╭──
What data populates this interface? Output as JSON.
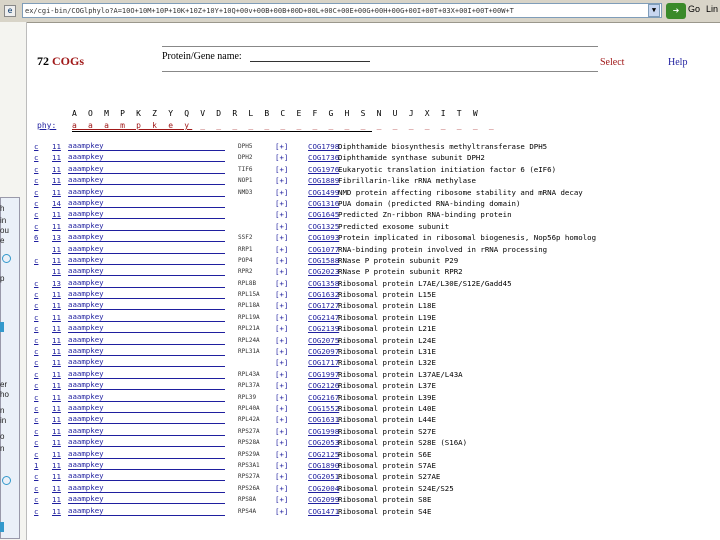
{
  "browser": {
    "address": "ex/cgi-bin/COGlphylo?A=10O+10M+10P+10K+10Z+10Y+10Q+00v+00B+00B+00D+00L+00C+00E+00G+00H+00G+00I+00T+03X+00I+00T+00W+T",
    "go_label": "Go",
    "links_label": "Lin"
  },
  "sidebar": {
    "texts": [
      "h",
      "in",
      "ou",
      "e",
      "p",
      "er",
      "ho",
      "n",
      "in",
      "o",
      "n"
    ]
  },
  "header": {
    "count": "72",
    "cogs": "COGs",
    "search_label": "Protein/Gene name:",
    "search_value": "",
    "select": "Select",
    "help": "Help"
  },
  "phylo": {
    "letters": "A O M P K Z Y Q V D R L B C E F G H S N U J X I T W",
    "label": "phy:",
    "active": "a a a m p k e y",
    "rest": " _ _ _ _ _ _ _ _ _ _ _ _ _ _ _ _ _ _ _"
  },
  "rows": [
    {
      "mark": "c",
      "count": "11",
      "pat": "aaampkey",
      "gene": "DPH5",
      "box": "[+]",
      "cog": "COG1798",
      "desc": "Diphthamide biosynthesis methyltransferase DPH5"
    },
    {
      "mark": "c",
      "count": "11",
      "pat": "aaampkey",
      "gene": "DPH2",
      "box": "[+]",
      "cog": "COG1736",
      "desc": "Diphthamide synthase subunit DPH2"
    },
    {
      "mark": "c",
      "count": "11",
      "pat": "aaampkey",
      "gene": "TIF6",
      "box": "[+]",
      "cog": "COG1976",
      "desc": "Eukaryotic translation initiation factor 6 (eIF6)"
    },
    {
      "mark": "c",
      "count": "11",
      "pat": "aaampkey",
      "gene": "NOP1",
      "box": "[+]",
      "cog": "COG1889",
      "desc": "Fibrillarin-like rRNA methylase"
    },
    {
      "mark": "c",
      "count": "11",
      "pat": "aaampkey",
      "gene": "NMD3",
      "box": "[+]",
      "cog": "COG1499",
      "desc": "NMD protein affecting ribosome stability and mRNA decay"
    },
    {
      "mark": "c",
      "count": "14",
      "pat": "aaampkey",
      "gene": "",
      "box": "[+]",
      "cog": "COG1316",
      "desc": "PUA domain (predicted RNA-binding domain)"
    },
    {
      "mark": "c",
      "count": "11",
      "pat": "aaampkey",
      "gene": "",
      "box": "[+]",
      "cog": "COG1645",
      "desc": "Predicted Zn-ribbon RNA-binding protein"
    },
    {
      "mark": "c",
      "count": "11",
      "pat": "aaampkey",
      "gene": "",
      "box": "[+]",
      "cog": "COG1325",
      "desc": "Predicted exosome subunit"
    },
    {
      "mark": "6",
      "count": "13",
      "pat": "aaampkey",
      "gene": "SSF2",
      "box": "[+]",
      "cog": "COG1093",
      "desc": "Protein implicated in ribosomal biogenesis, Nop56p homolog"
    },
    {
      "mark": "",
      "count": "11",
      "pat": "aaampkey",
      "gene": "RRP1",
      "box": "[+]",
      "cog": "COG1077",
      "desc": "RNA-binding protein involved in rRNA processing"
    },
    {
      "mark": "c",
      "count": "11",
      "pat": "aaampkey",
      "gene": "POP4",
      "box": "[+]",
      "cog": "COG1588",
      "desc": "RNase P protein subunit P29"
    },
    {
      "mark": "",
      "count": "11",
      "pat": "aaampkey",
      "gene": "RPR2",
      "box": "[+]",
      "cog": "COG2023",
      "desc": "RNase P protein subunit RPR2"
    },
    {
      "mark": "c",
      "count": "13",
      "pat": "aaampkey",
      "gene": "RPL8B",
      "box": "[+]",
      "cog": "COG1358",
      "desc": "Ribosomal protein L7AE/L30E/S12E/Gadd45"
    },
    {
      "mark": "c",
      "count": "11",
      "pat": "aaampkey",
      "gene": "RPL15A",
      "box": "[+]",
      "cog": "COG1632",
      "desc": "Ribosomal protein L15E"
    },
    {
      "mark": "c",
      "count": "11",
      "pat": "aaampkey",
      "gene": "RPL18A",
      "box": "[+]",
      "cog": "COG1727",
      "desc": "Ribosomal protein L18E"
    },
    {
      "mark": "c",
      "count": "11",
      "pat": "aaampkey",
      "gene": "RPL19A",
      "box": "[+]",
      "cog": "COG2147",
      "desc": "Ribosomal protein L19E"
    },
    {
      "mark": "c",
      "count": "11",
      "pat": "aaampkey",
      "gene": "RPL21A",
      "box": "[+]",
      "cog": "COG2139",
      "desc": "Ribosomal protein L21E"
    },
    {
      "mark": "c",
      "count": "11",
      "pat": "aaampkey",
      "gene": "RPL24A",
      "box": "[+]",
      "cog": "COG2075",
      "desc": "Ribosomal protein L24E"
    },
    {
      "mark": "c",
      "count": "11",
      "pat": "aaampkey",
      "gene": "RPL31A",
      "box": "[+]",
      "cog": "COG2097",
      "desc": "Ribosomal protein L31E"
    },
    {
      "mark": "c",
      "count": "11",
      "pat": "aaampkey",
      "gene": "",
      "box": "[+]",
      "cog": "COG1717",
      "desc": "Ribosomal protein L32E"
    },
    {
      "mark": "c",
      "count": "11",
      "pat": "aaampkey",
      "gene": "RPL43A",
      "box": "[+]",
      "cog": "COG1997",
      "desc": "Ribosomal protein L37AE/L43A"
    },
    {
      "mark": "c",
      "count": "11",
      "pat": "aaampkey",
      "gene": "RPL37A",
      "box": "[+]",
      "cog": "COG2126",
      "desc": "Ribosomal protein L37E"
    },
    {
      "mark": "c",
      "count": "11",
      "pat": "aaampkey",
      "gene": "RPL39",
      "box": "[+]",
      "cog": "COG2167",
      "desc": "Ribosomal protein L39E"
    },
    {
      "mark": "c",
      "count": "11",
      "pat": "aaampkey",
      "gene": "RPL40A",
      "box": "[+]",
      "cog": "COG1552",
      "desc": "Ribosomal protein L40E"
    },
    {
      "mark": "c",
      "count": "11",
      "pat": "aaampkey",
      "gene": "RPL42A",
      "box": "[+]",
      "cog": "COG1631",
      "desc": "Ribosomal protein L44E"
    },
    {
      "mark": "c",
      "count": "11",
      "pat": "aaampkey",
      "gene": "RPS27A",
      "box": "[+]",
      "cog": "COG1998",
      "desc": "Ribosomal protein S27E"
    },
    {
      "mark": "c",
      "count": "11",
      "pat": "aaampkey",
      "gene": "RPS28A",
      "box": "[+]",
      "cog": "COG2053",
      "desc": "Ribosomal protein S28E (S16A)"
    },
    {
      "mark": "c",
      "count": "11",
      "pat": "aaampkey",
      "gene": "RPS29A",
      "box": "[+]",
      "cog": "COG2125",
      "desc": "Ribosomal protein S6E"
    },
    {
      "mark": "1",
      "count": "11",
      "pat": "aaampkey",
      "gene": "RPS3A1",
      "box": "[+]",
      "cog": "COG1890",
      "desc": "Ribosomal protein S7AE"
    },
    {
      "mark": "c",
      "count": "11",
      "pat": "aaampkey",
      "gene": "RPS27A",
      "box": "[+]",
      "cog": "COG2051",
      "desc": "Ribosomal protein S27AE"
    },
    {
      "mark": "c",
      "count": "11",
      "pat": "aaampkey",
      "gene": "RPS26A",
      "box": "[+]",
      "cog": "COG2004",
      "desc": "Ribosomal protein S24E/S25"
    },
    {
      "mark": "c",
      "count": "11",
      "pat": "aaampkey",
      "gene": "RPS8A",
      "box": "[+]",
      "cog": "COG2099",
      "desc": "Ribosomal protein S8E"
    },
    {
      "mark": "c",
      "count": "11",
      "pat": "aaampkey",
      "gene": "RPS4A",
      "box": "[+]",
      "cog": "COG1471",
      "desc": "Ribosomal protein S4E"
    }
  ]
}
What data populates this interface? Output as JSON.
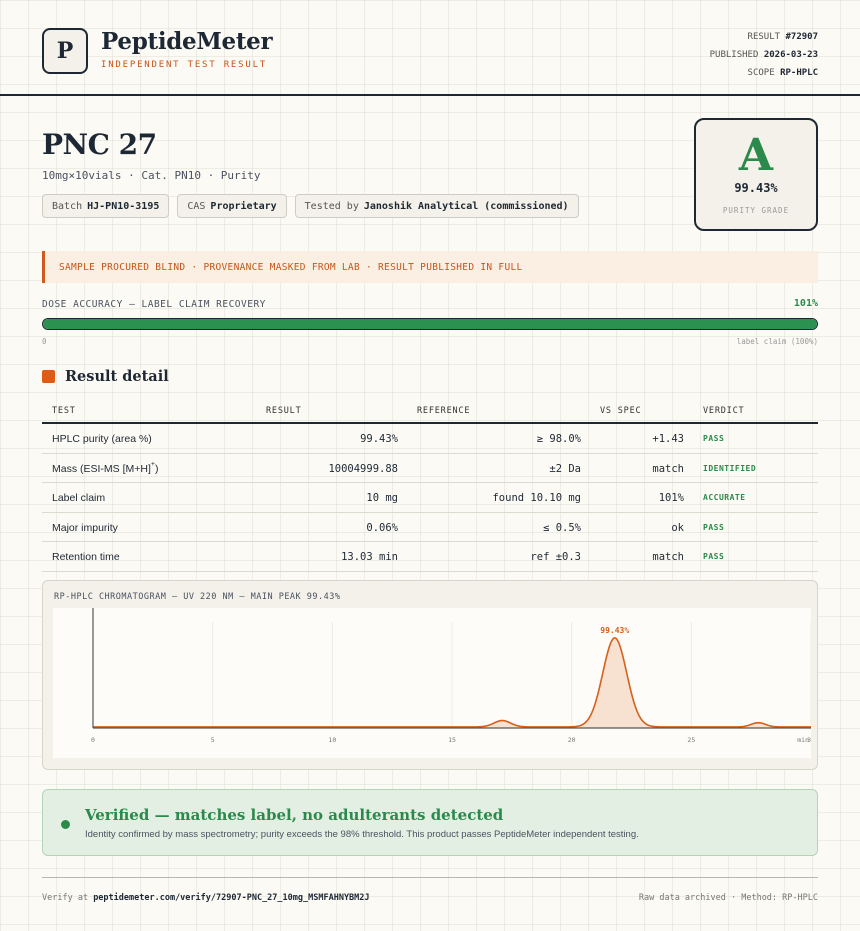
{
  "header": {
    "logo_letter": "P",
    "brand": "PeptideMeter",
    "brand_sub": "INDEPENDENT TEST RESULT",
    "meta": [
      {
        "label": "RESULT",
        "value": "#72907"
      },
      {
        "label": "PUBLISHED",
        "value": "2026-03-23"
      },
      {
        "label": "SCOPE",
        "value": "RP-HPLC"
      }
    ]
  },
  "product": {
    "title": "PNC 27",
    "subtitle": "10mg×10vials · Cat. PN10 · Purity",
    "chips": [
      {
        "label": "Batch",
        "value": "HJ-PN10-3195"
      },
      {
        "label": "CAS",
        "value": "Proprietary"
      },
      {
        "label": "Tested by",
        "value": "Janoshik Analytical (commissioned)"
      }
    ]
  },
  "grade": {
    "letter": "A",
    "value": "99.43%",
    "label": "PURITY GRADE"
  },
  "notice": "SAMPLE PROCURED BLIND · PROVENANCE MASKED FROM LAB · RESULT PUBLISHED IN FULL",
  "dose": {
    "label": "DOSE ACCURACY — LABEL CLAIM RECOVERY",
    "value": "101%",
    "fill_fraction": 1.0,
    "min_label": "0",
    "max_label": "label claim (100%)"
  },
  "section": {
    "title": "Result detail"
  },
  "table": {
    "headers": [
      "TEST",
      "RESULT",
      "REFERENCE",
      "VS SPEC",
      "VERDICT"
    ],
    "rows": [
      {
        "test": "HPLC purity (area %)",
        "result": "99.43%",
        "reference": "≥ 98.0%",
        "vs_spec": "+1.43",
        "verdict": "PASS"
      },
      {
        "test": "Mass (ESI-MS [M+H]",
        "test_sup": "+",
        "test_end": ")",
        "result": "10004999.88",
        "reference": "±2 Da",
        "vs_spec": "match",
        "verdict": "IDENTIFIED"
      },
      {
        "test": "Label claim",
        "result": "10 mg",
        "reference": "found 10.10 mg",
        "vs_spec": "101%",
        "verdict": "ACCURATE"
      },
      {
        "test": "Major impurity",
        "result": "0.06%",
        "reference": "≤ 0.5%",
        "vs_spec": "ok",
        "verdict": "PASS"
      },
      {
        "test": "Retention time",
        "result": "13.03 min",
        "reference": "ref ±0.3",
        "vs_spec": "match",
        "verdict": "PASS"
      }
    ]
  },
  "chromatogram": {
    "title": "RP-HPLC CHROMATOGRAM — UV 220 NM — MAIN PEAK 99.43%"
  },
  "chart_data": {
    "type": "area",
    "title": "RP-HPLC CHROMATOGRAM — UV 220 NM — MAIN PEAK 99.43%",
    "xlabel": "min",
    "ylabel": "",
    "xlim": [
      0,
      30
    ],
    "ylim": [
      0,
      1.0
    ],
    "x_ticks": [
      0,
      5,
      10,
      15,
      20,
      25,
      30
    ],
    "x_tick_labels": [
      "0",
      "5",
      "10",
      "15",
      "20",
      "25",
      "30"
    ],
    "baseline": 0.01,
    "peaks": [
      {
        "center": 17.1,
        "height": 0.06,
        "width": 0.35
      },
      {
        "center": 21.8,
        "height": 0.84,
        "width": 0.5,
        "label": "99.43%"
      },
      {
        "center": 27.8,
        "height": 0.04,
        "width": 0.3
      }
    ],
    "colors": {
      "line": "#d6601c",
      "fill": "#f7e2d2",
      "axis": "#555555"
    }
  },
  "verified": {
    "title": "Verified — matches label, no adulterants detected",
    "subtitle": "Identity confirmed by mass spectrometry; purity exceeds the 98% threshold. This product passes PeptideMeter independent testing."
  },
  "footer": {
    "verify_prefix": "Verify at",
    "verify_url": "peptidemeter.com/verify/72907-PNC_27_10mg_MSMFAHNYBM2J",
    "right": "Raw data archived · Method: RP-HPLC"
  }
}
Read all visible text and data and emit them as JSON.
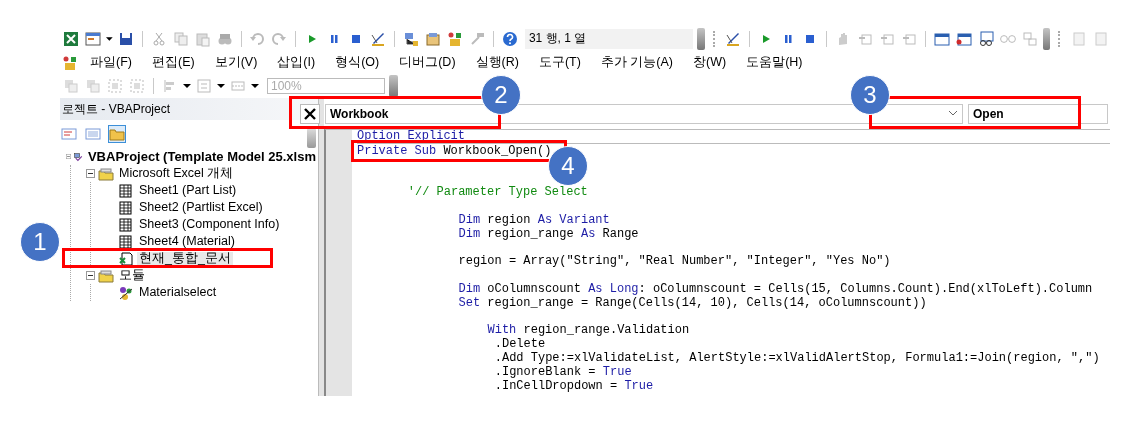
{
  "toolbar": {
    "position_field": "31 행, 1 열"
  },
  "menu": [
    {
      "label": "파일(F)"
    },
    {
      "label": "편집(E)"
    },
    {
      "label": "보기(V)"
    },
    {
      "label": "삽입(I)"
    },
    {
      "label": "형식(O)"
    },
    {
      "label": "디버그(D)"
    },
    {
      "label": "실행(R)"
    },
    {
      "label": "도구(T)"
    },
    {
      "label": "추가 기능(A)"
    },
    {
      "label": "창(W)"
    },
    {
      "label": "도움말(H)"
    }
  ],
  "format_toolbar": {
    "zoom": "100%"
  },
  "project_explorer": {
    "title": "로젝트 - VBAProject",
    "toggle_folders_pressed": true,
    "tree": [
      {
        "label": "VBAProject (Template Model 25.xlsm",
        "kind": "project",
        "expanded": true,
        "selected": false,
        "children": [
          {
            "label": "Microsoft Excel 개체",
            "kind": "folder",
            "expanded": true,
            "selected": false,
            "children": [
              {
                "label": "Sheet1 (Part List)",
                "kind": "sheet",
                "selected": false
              },
              {
                "label": "Sheet2 (Partlist Excel)",
                "kind": "sheet",
                "selected": false
              },
              {
                "label": "Sheet3 (Component Info)",
                "kind": "sheet",
                "selected": false
              },
              {
                "label": "Sheet4 (Material)",
                "kind": "sheet",
                "selected": false
              },
              {
                "label": "현재_통합_문서",
                "kind": "workbook",
                "selected": true
              }
            ]
          },
          {
            "label": "모듈",
            "kind": "folder",
            "expanded": true,
            "selected": false,
            "children": [
              {
                "label": "Materialselect",
                "kind": "module",
                "selected": false
              }
            ]
          }
        ]
      }
    ]
  },
  "code_window": {
    "object": "Workbook",
    "procedure": "Open",
    "lines": [
      {
        "kind": "code",
        "segments": [
          {
            "kind": "keyword",
            "text": "Option Explicit"
          }
        ]
      },
      {
        "kind": "code",
        "segments": [
          {
            "kind": "keyword",
            "text": "Private Sub"
          },
          {
            "kind": "plain",
            "text": " Workbook_Open()"
          }
        ]
      },
      {
        "kind": "blank"
      },
      {
        "kind": "blank"
      },
      {
        "kind": "code",
        "segments": [
          {
            "kind": "comment",
            "text": "'// Parameter Type Select"
          }
        ]
      },
      {
        "kind": "blank"
      },
      {
        "kind": "code",
        "segments": [
          {
            "kind": "keyword",
            "text": "Dim"
          },
          {
            "kind": "plain",
            "text": " region "
          },
          {
            "kind": "keyword",
            "text": "As Variant"
          }
        ]
      },
      {
        "kind": "code",
        "segments": [
          {
            "kind": "keyword",
            "text": "Dim"
          },
          {
            "kind": "plain",
            "text": " region_range "
          },
          {
            "kind": "keyword",
            "text": "As"
          },
          {
            "kind": "plain",
            "text": " Range"
          }
        ]
      },
      {
        "kind": "blank"
      },
      {
        "kind": "code",
        "segments": [
          {
            "kind": "plain",
            "text": "region = Array(\"String\", \"Real Number\", \"Integer\", \"Yes No\")"
          }
        ]
      },
      {
        "kind": "blank"
      },
      {
        "kind": "code",
        "segments": [
          {
            "kind": "keyword",
            "text": "Dim"
          },
          {
            "kind": "plain",
            "text": " oColumnscount "
          },
          {
            "kind": "keyword",
            "text": "As Long"
          },
          {
            "kind": "plain",
            "text": ": oColumnscount = Cells(15, Columns.Count).End(xlToLeft).Column"
          }
        ]
      },
      {
        "kind": "code",
        "segments": [
          {
            "kind": "keyword",
            "text": "Set"
          },
          {
            "kind": "plain",
            "text": " region_range = Range(Cells(14, 10), Cells(14, oColumnscount))"
          }
        ]
      },
      {
        "kind": "blank"
      },
      {
        "kind": "code",
        "segments": [
          {
            "kind": "keyword",
            "text": "With"
          },
          {
            "kind": "plain",
            "text": " region_range.Validation"
          }
        ]
      },
      {
        "kind": "code",
        "segments": [
          {
            "kind": "plain",
            "text": ".Delete"
          }
        ]
      },
      {
        "kind": "code",
        "segments": [
          {
            "kind": "plain",
            "text": ".Add Type:=xlValidateList, AlertStyle:=xlValidAlertStop, Formula1:=Join(region, \",\")"
          }
        ]
      },
      {
        "kind": "code",
        "segments": [
          {
            "kind": "plain",
            "text": ".IgnoreBlank = "
          },
          {
            "kind": "keyword",
            "text": "True"
          }
        ]
      },
      {
        "kind": "code",
        "segments": [
          {
            "kind": "plain",
            "text": ".InCellDropdown = "
          },
          {
            "kind": "keyword",
            "text": "True"
          }
        ]
      }
    ]
  },
  "annotations": [
    {
      "label": "1"
    },
    {
      "label": "2"
    },
    {
      "label": "3"
    },
    {
      "label": "4"
    }
  ]
}
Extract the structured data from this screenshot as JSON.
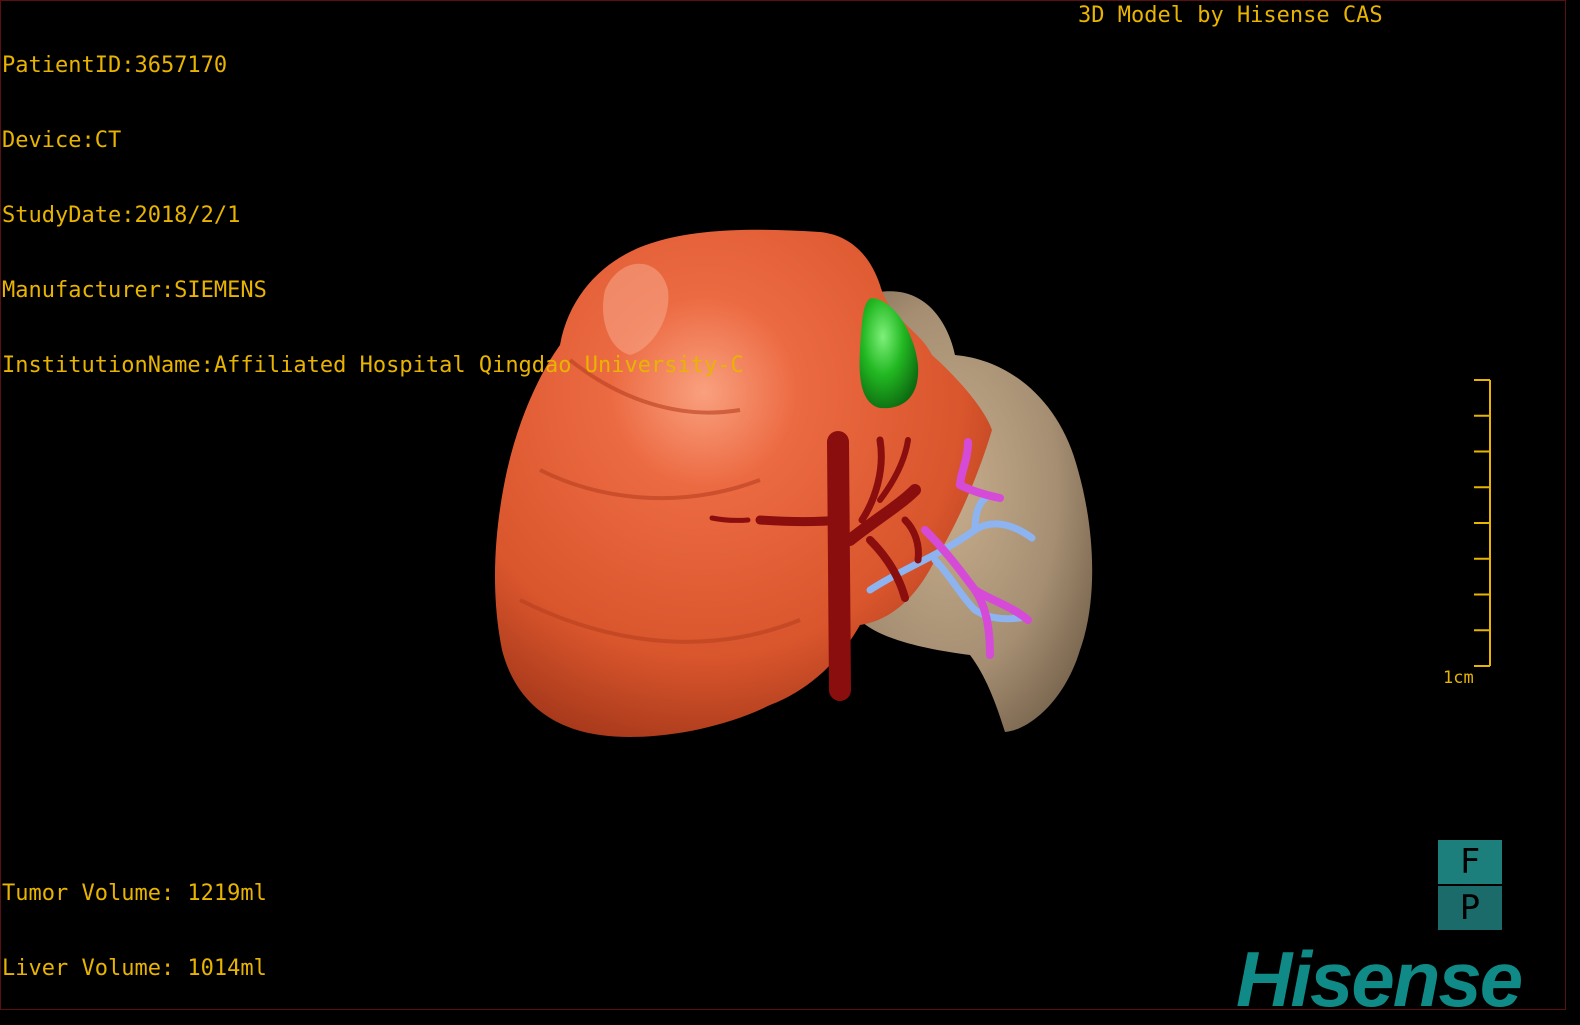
{
  "patient_info": {
    "patient_id": "PatientID:3657170",
    "device": "Device:CT",
    "study_date": "StudyDate:2018/2/1",
    "manufacturer": "Manufacturer:SIEMENS",
    "institution": "InstitutionName:Affiliated Hospital Qingdao University-C"
  },
  "credit": "3D Model by Hisense CAS",
  "volumes": {
    "tumor": "Tumor Volume: 1219ml",
    "liver": "Liver Volume: 1014ml"
  },
  "scale_bar": {
    "label": "1cm",
    "length_cm": 1,
    "minor_ticks": 8
  },
  "orientation_cube": {
    "top_label": "F",
    "bottom_label": "P"
  },
  "brand": "Hisense",
  "colors": {
    "text": "#e8b400",
    "tumor": "#e85a32",
    "liver": "#a58e72",
    "gallbladder": "#22b822",
    "artery": "#8a0e0e",
    "portal_vein": "#d64ad8",
    "hepatic_vein": "#8db4f0",
    "brand": "#0f8a86"
  }
}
╰──
■ **DIRECTIONS**
What is needed is a verbatim copy of the lines running from the one with "Extract the structured" through the last line of the listing above, excluding any pictures.

■ **EXERCISE SOLUTION**
Extract the structured data from this screenshot as JSON.
{
  "patient_info": {
    "patient_id": "PatientID:3657170",
    "device": "Device:CT",
    "study_date": "StudyDate:2018/2/1",
    "manufacturer": "Manufacturer:SIEMENS",
    "institution": "InstitutionName:Affiliated Hospital Qingdao University-C"
  },
  "credit": "3D Model by Hisense CAS",
  "volumes": {
    "tumor": "Tumor Volume: 1219ml",
    "liver": "Liver Volume: 1014ml"
  },
  "scale_bar": {
    "label": "1cm",
    "length_cm": 1,
    "minor_ticks": 8
  },
  "orientation_cube": {
    "top_label": "F",
    "bottom_label": "P"
  },
  "brand": "Hisense",
  "colors": {
    "text": "#e8b400",
    "tumor": "#e85a32",
    "liver": "#a58e72",
    "gallbladder": "#22b822",
    "artery": "#8a0e0e",
    "portal_vein": "#d64ad8",
    "hepatic_vein": "#8db4f0",
    "brand": "#0f8a86"
  }
}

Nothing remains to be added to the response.